● WHAT TO WORK ON: Search the records for the word "across" and report each line that has it.

● MATERIAL FOR THIS TASK:

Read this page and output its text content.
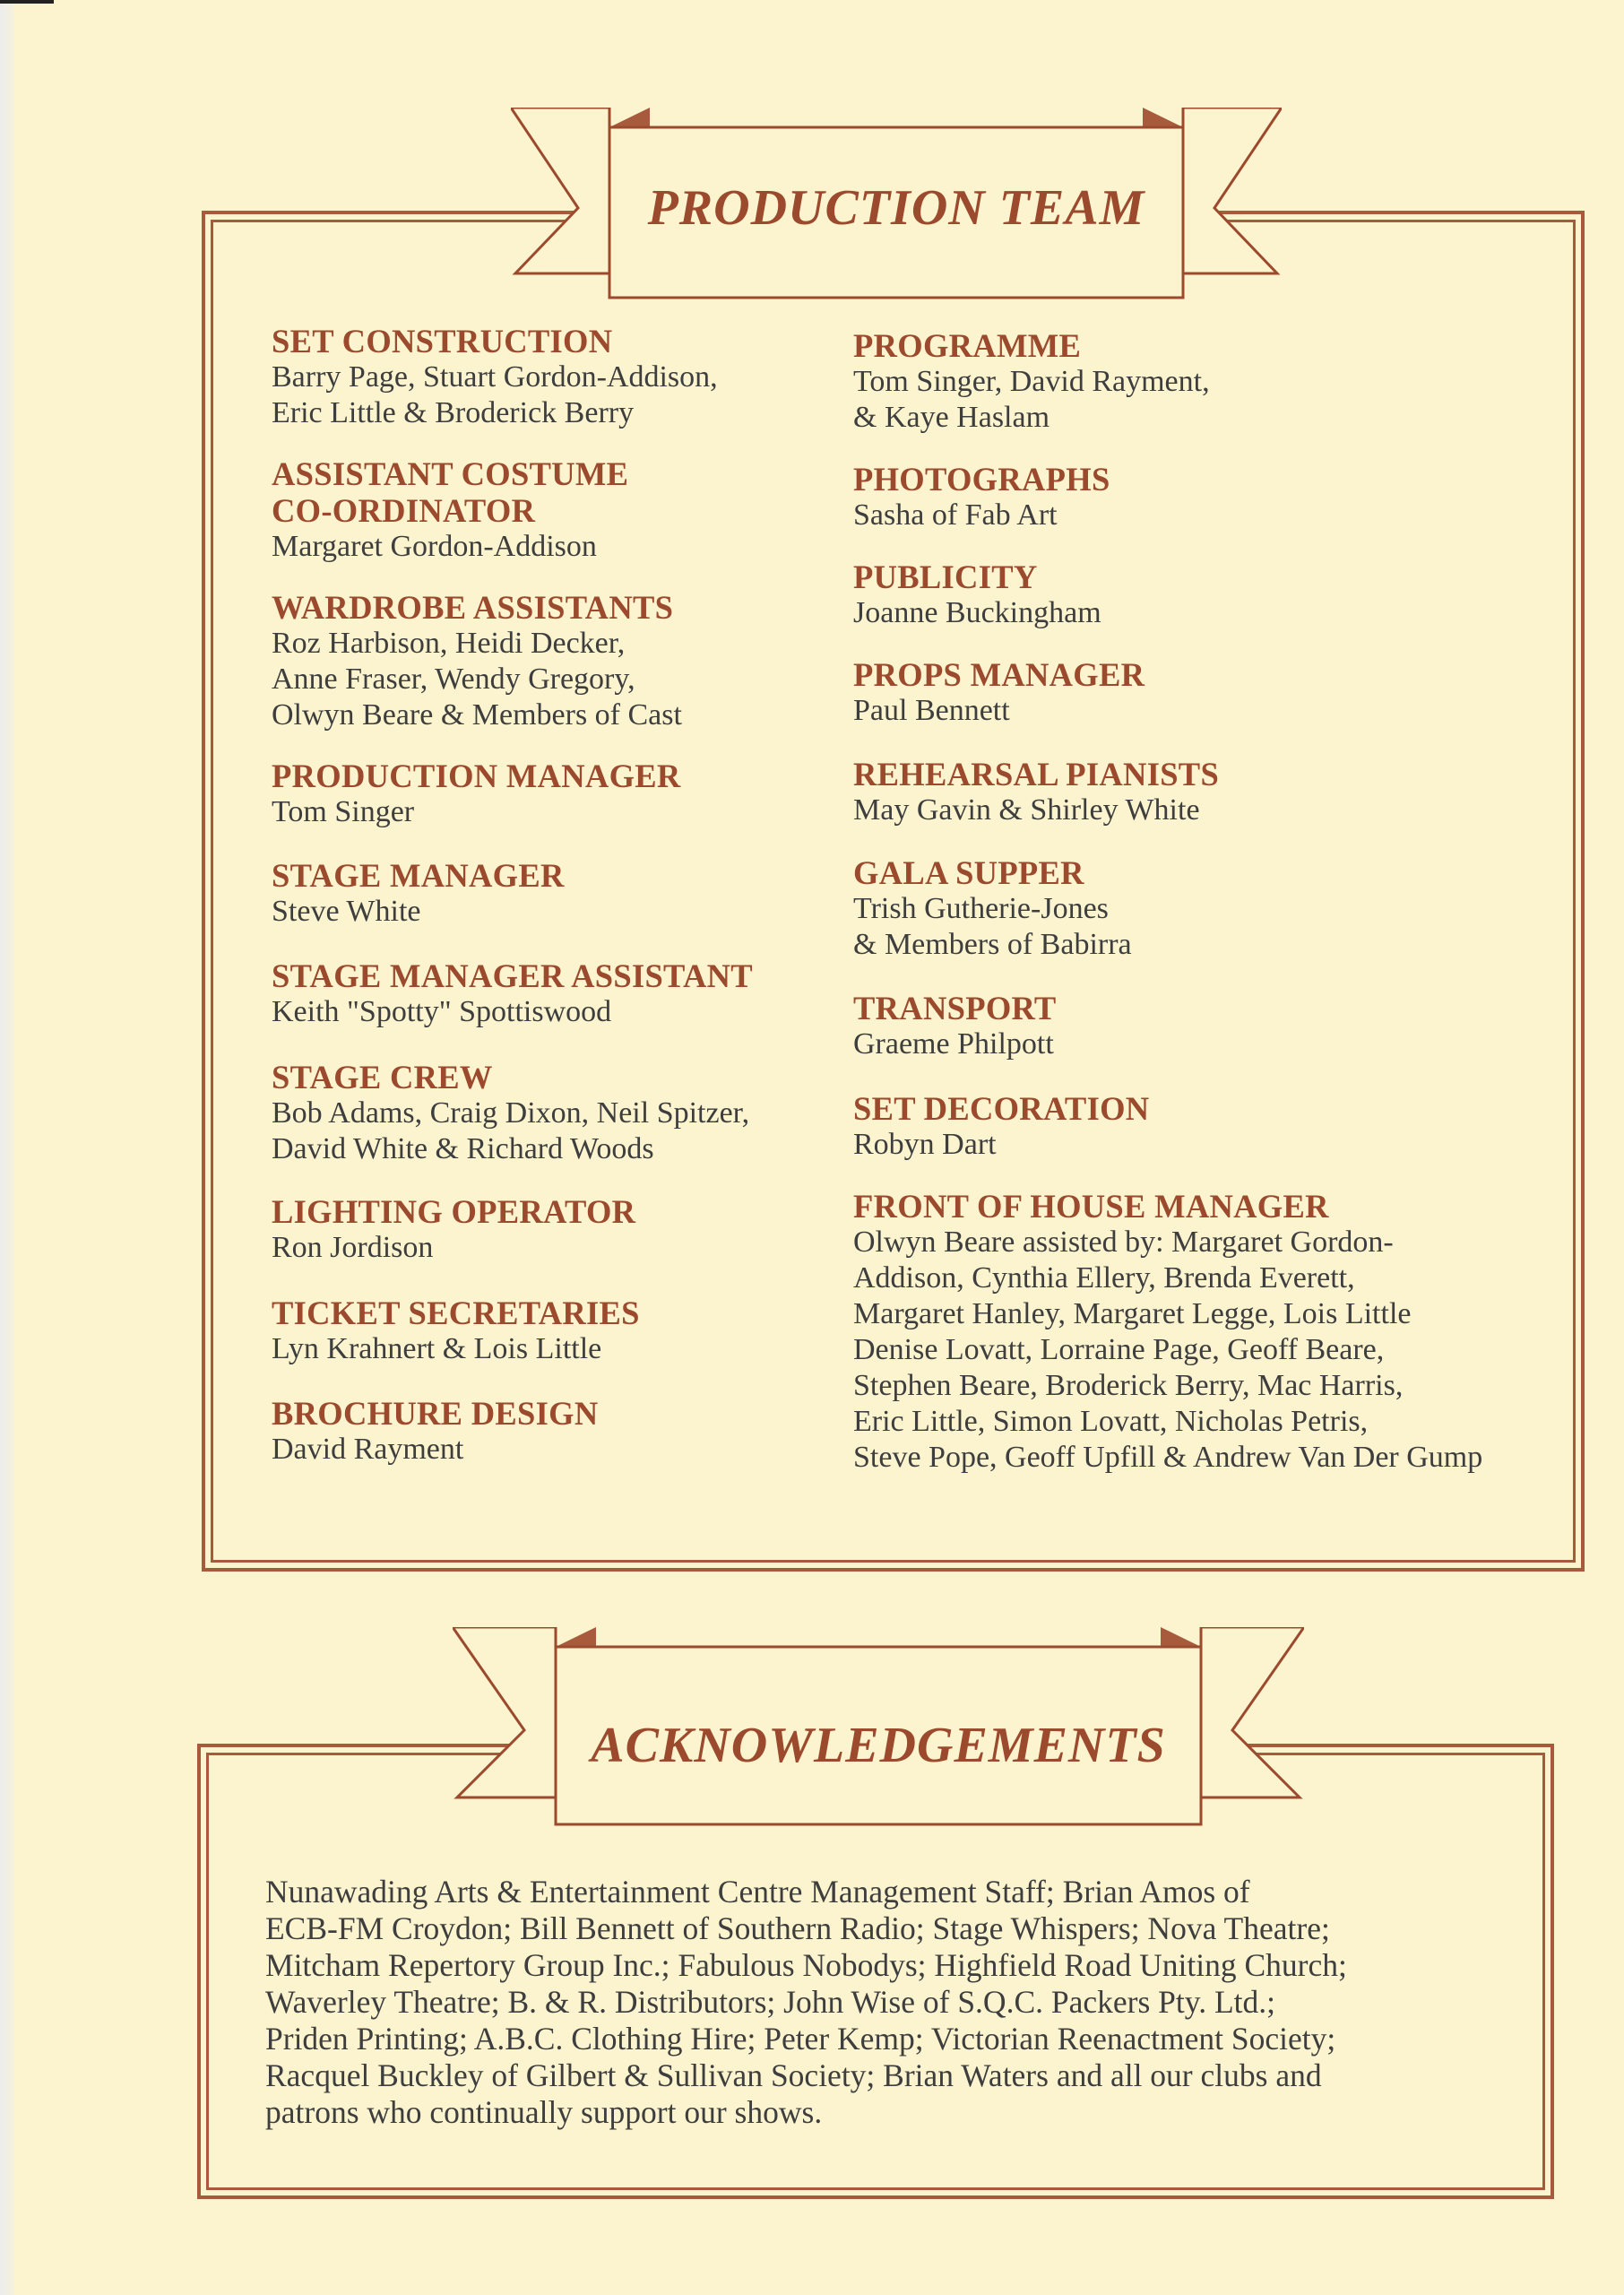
PRODUCTION TEAM
SET CONSTRUCTION
Barry Page, Stuart Gordon-Addison,
Eric Little & Broderick Berry
ASSISTANT COSTUME
CO-ORDINATOR
Margaret Gordon-Addison
WARDROBE ASSISTANTS
Roz Harbison, Heidi Decker,
Anne Fraser, Wendy Gregory,
Olwyn Beare & Members of Cast
PRODUCTION MANAGER
Tom Singer
STAGE MANAGER
Steve White
STAGE MANAGER ASSISTANT
Keith "Spotty" Spottiswood
STAGE CREW
Bob Adams, Craig Dixon, Neil Spitzer,
David White & Richard Woods
LIGHTING OPERATOR
Ron Jordison
TICKET SECRETARIES
Lyn Krahnert & Lois Little
BROCHURE DESIGN
David Rayment
PROGRAMME
Tom Singer, David Rayment,
& Kaye Haslam
PHOTOGRAPHS
Sasha of Fab Art
PUBLICITY
Joanne Buckingham
PROPS MANAGER
Paul Bennett
REHEARSAL PIANISTS
May Gavin & Shirley White
GALA SUPPER
Trish Gutherie-Jones
& Members of Babirra
TRANSPORT
Graeme Philpott
SET DECORATION
Robyn Dart
FRONT OF HOUSE MANAGER
Olwyn Beare assisted by: Margaret Gordon-
Addison, Cynthia Ellery, Brenda Everett,
Margaret Hanley, Margaret Legge, Lois Little
Denise Lovatt, Lorraine Page, Geoff Beare,
Stephen Beare, Broderick Berry, Mac Harris,
Eric Little, Simon Lovatt, Nicholas Petris,
Steve Pope, Geoff Upfill & Andrew Van Der Gump
ACKNOWLEDGEMENTS
Nunawading Arts & Entertainment Centre Management Staff; Brian Amos of
ECB-FM Croydon; Bill Bennett of Southern Radio; Stage Whispers; Nova Theatre;
Mitcham Repertory Group Inc.; Fabulous Nobodys; Highfield Road Uniting Church;
Waverley Theatre; B. & R. Distributors; John Wise of S.Q.C. Packers Pty. Ltd.;
Priden Printing; A.B.C. Clothing Hire; Peter Kemp; Victorian Reenactment Society;
Racquel Buckley of Gilbert & Sullivan Society; Brian Waters and all our clubs and
patrons who continually support our shows.
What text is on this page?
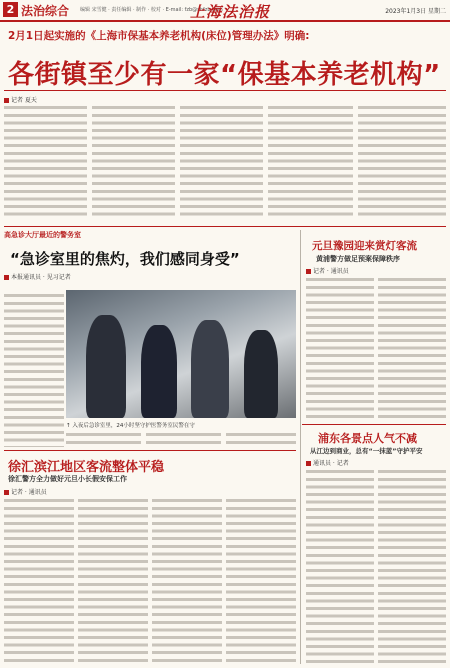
2 法治综合 编辑 宋雪健 · 责任编辑 · 制作 · 校对 · E-mail: fzb@shfzb.com
上海法治报	2023年1月3日 星期二
2月1日起实施的《上海市保基本养老机构(床位)管理办法》明确:
各街镇至少有一家“保基本养老机构”
记者 夏天
高急诊大厅最近的警务室
“急诊室里的焦灼，我们感同身受”
本报通讯员 · 见习记者
↑ 入夜后急诊室里，24小时坚守护医警务室民警在守
元旦豫园迎来赏灯客流
黄浦警方做足预案保障秩序
记者 · 通讯员
浦东各景点人气不减
从江边到商业，总有“一抹蓝”守护平安
通讯员 · 记者
徐汇滨江地区客流整体平稳
徐汇警方全力做好元旦小长假安保工作
记者 · 通讯员
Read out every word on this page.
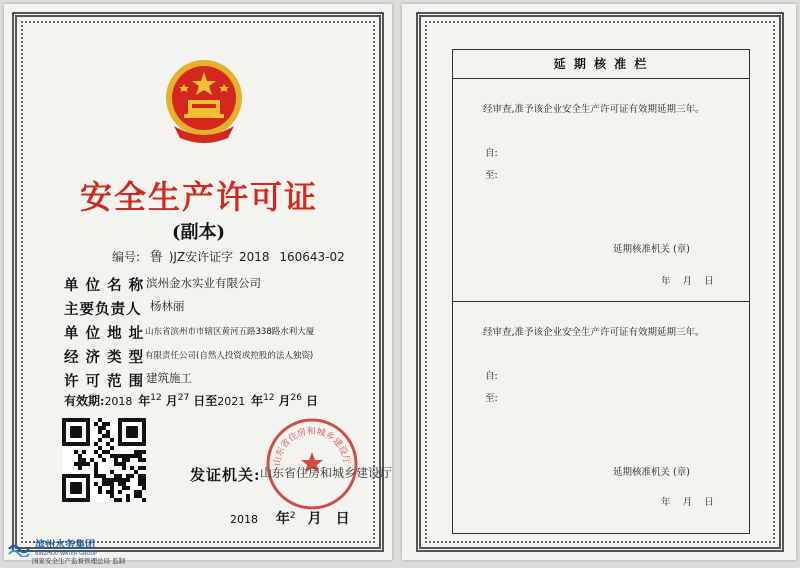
安全生产许可证
(副本)
编号: 鲁 )JZ安许证字 2018 160643-02
单 位 名 称 滨州金水实业有限公司
主要负责人 杨林丽
单 位 地 址 山东省滨州市市辖区黄河五路338路水利大厦
经 济 类 型 有限责任公司(自然人投资或控股的法人独资)
许 可 范 围 建筑施工
有效期:2018 年$^{12}$ 月$^{27}$ 日至2021 年$^{12}$ 月$^{26}$ 日
山东省住房和城乡建设厅
发证机关: 山东省住房和城乡建设厅
2018 年$^2$ 月 日

滨州水务集团
BINZHOU WATER GROUP
国家安全生产监督管理总局 监制
延 期 核 准 栏
经审查,准予该企业安全生产许可证有效期延期三年。
自:
至:
延期核准机关 (章)
年    月    日
经审查,准予该企业安全生产许可证有效期延期三年。
自:
至:
延期核准机关 (章)
年    月    日
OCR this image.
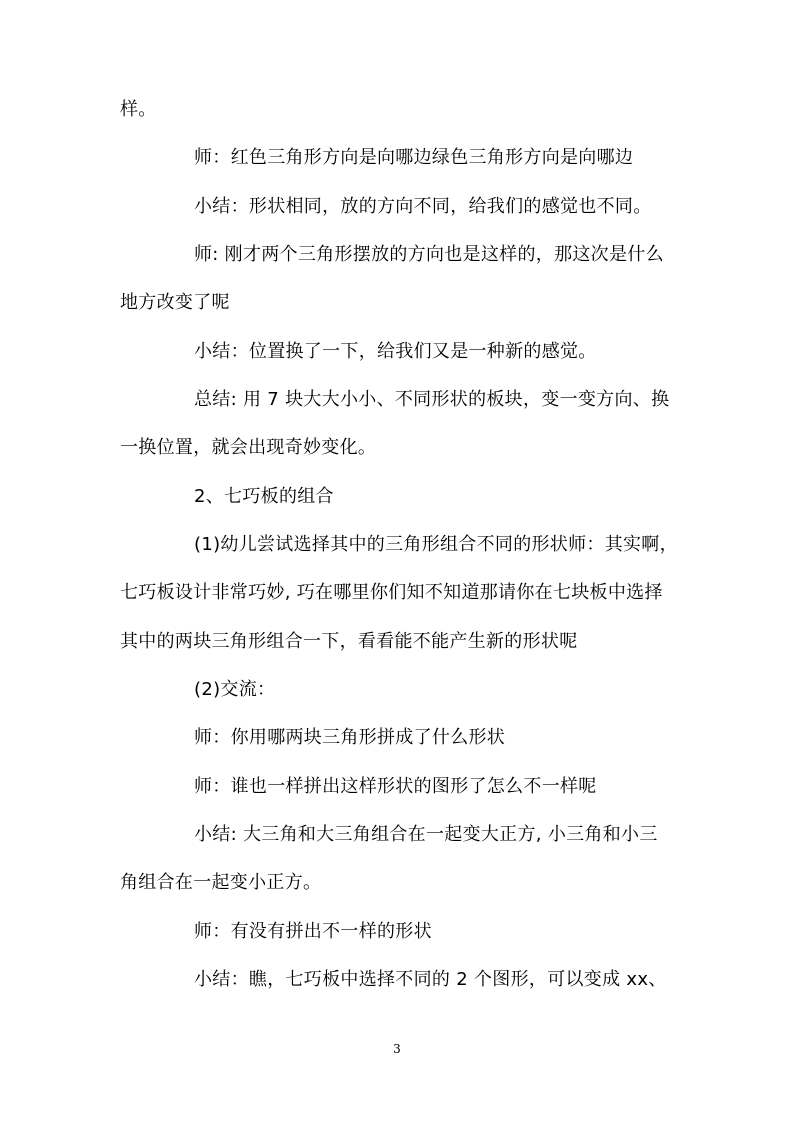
样。
师：红色三角形方向是向哪边绿色三角形方向是向哪边
小结：形状相同，放的方向不同，给我们的感觉也不同。
师: 刚才两个三角形摆放的方向也是这样的，那这次是什么
地方改变了呢
小结：位置换了一下，给我们又是一种新的感觉。
总结: 用 7 块大大小小、不同形状的板块，变一变方向、换
一换位置，就会出现奇妙变化。
2、七巧板的组合
(1)幼儿尝试选择其中的三角形组合不同的形状师：其实啊，
七巧板设计非常巧妙, 巧在哪里你们知不知道那请你在七块板中选择
其中的两块三角形组合一下，看看能不能产生新的形状呢
(2)交流：
师：你用哪两块三角形拼成了什么形状
师：谁也一样拼出这样形状的图形了怎么不一样呢
小结: 大三角和大三角组合在一起变大正方, 小三角和小三
角组合在一起变小正方。
师：有没有拼出不一样的形状
小结：瞧，七巧板中选择不同的 2 个图形，可以变成 xx、
3
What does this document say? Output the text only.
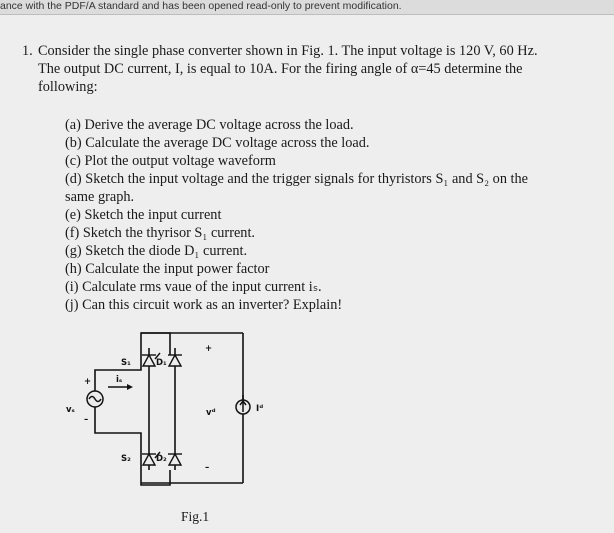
ance with the PDF/A standard and has been opened read-only to prevent modification.
1. Consider the single phase converter shown in Fig. 1. The input voltage is 120 V, 60 Hz.
The output DC current, I, is equal to 10A. For the firing angle of α=45 determine the
following:
(a) Derive the average DC voltage across the load.
(b) Calculate the average DC voltage across the load.
(c) Plot the output voltage waveform
(d) Sketch the input voltage and the trigger signals for thyristors S₁ and S₂ on the
same graph.
(e) Sketch the input current
(f) Sketch the thyrisor S₁ current.
(g) Sketch the diode D₁ current.
(h) Calculate the input power factor
(i) Calculate rms vaue of the input current iₛ.
(j) Can this circuit work as an inverter? Explain!
S₁	D₁
S₂	D₂
vₛ
iₛ
vᵈ	Iᵈ
+
–
+
–
Fig.1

● SOLUTION TO THE PROBLEM:
(a) Derive the average DC voltage across the load.
(b) Calculate the average DC voltage across the load.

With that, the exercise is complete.